Problem statement: Every line of the records must be repeated exactly; pictures stay out.

--- begin The input ---

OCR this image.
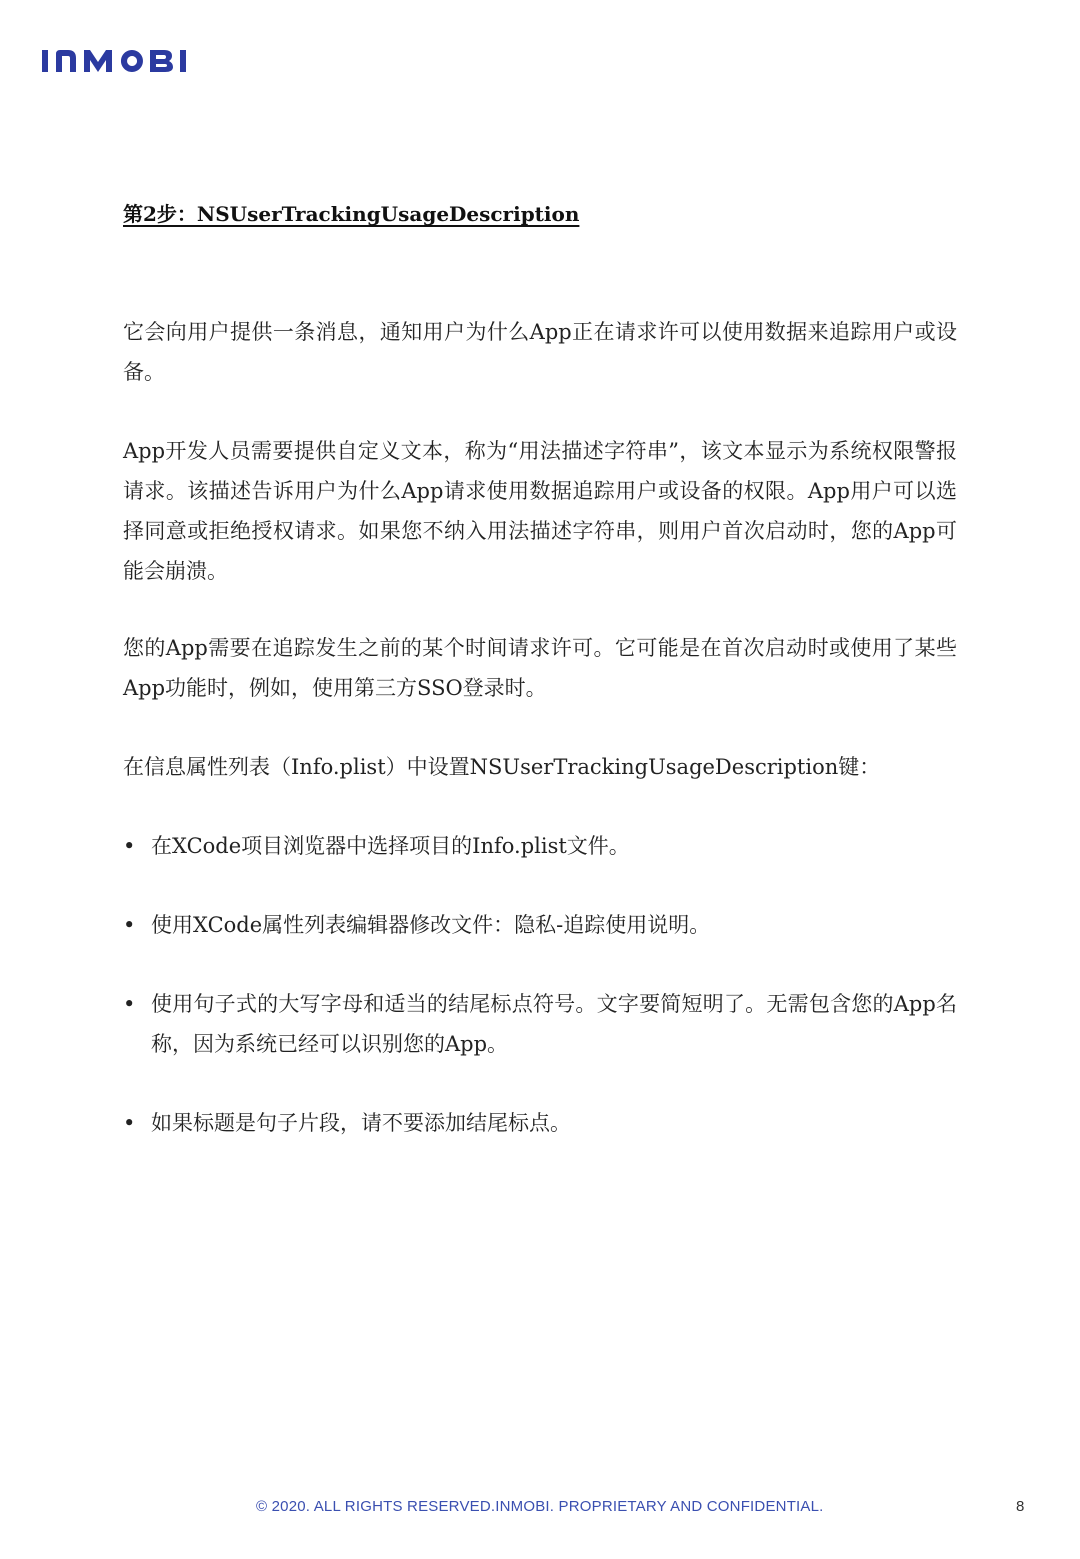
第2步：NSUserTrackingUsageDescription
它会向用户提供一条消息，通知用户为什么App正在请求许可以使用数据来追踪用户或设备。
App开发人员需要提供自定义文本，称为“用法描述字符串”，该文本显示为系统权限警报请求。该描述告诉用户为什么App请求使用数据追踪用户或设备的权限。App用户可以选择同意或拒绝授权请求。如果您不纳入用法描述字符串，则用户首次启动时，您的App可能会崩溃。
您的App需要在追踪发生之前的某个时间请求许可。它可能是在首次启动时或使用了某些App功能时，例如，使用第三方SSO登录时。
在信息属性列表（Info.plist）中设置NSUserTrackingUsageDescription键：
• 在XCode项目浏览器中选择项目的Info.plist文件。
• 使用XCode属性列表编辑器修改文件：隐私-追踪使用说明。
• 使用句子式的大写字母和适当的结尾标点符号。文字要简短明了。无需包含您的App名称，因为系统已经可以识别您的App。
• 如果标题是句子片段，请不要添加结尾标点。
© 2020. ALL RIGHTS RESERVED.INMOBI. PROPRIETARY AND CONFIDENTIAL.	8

--- end The input ---

Exercise output:
OCR this image.
第2步：NSUserTrackingUsageDescription
它会向用户提供一条消息，通知用户为什么App正在请求许可以使用数据来追踪用户或设备。
App开发人员需要提供自定义文本，称为“用法描述字符串”，该文本显示为系统权限警报请求。该描述告诉用户为什么App请求使用数据追踪用户或设备的权限。App用户可以选择同意或拒绝授权请求。如果您不纳入用法描述字符串，则用户首次启动时，您的App可能会崩溃。
您的App需要在追踪发生之前的某个时间请求许可。它可能是在首次启动时或使用了某些App功能时，例如，使用第三方SSO登录时。
在信息属性列表（Info.plist）中设置NSUserTrackingUsageDescription键：
• 在XCode项目浏览器中选择项目的Info.plist文件。
• 使用XCode属性列表编辑器修改文件：隐私-追踪使用说明。
• 使用句子式的大写字母和适当的结尾标点符号。文字要简短明了。无需包含您的App名称，因为系统已经可以识别您的App。
• 如果标题是句子片段，请不要添加结尾标点。
© 2020. ALL RIGHTS RESERVED.INMOBI. PROPRIETARY AND CONFIDENTIAL.	8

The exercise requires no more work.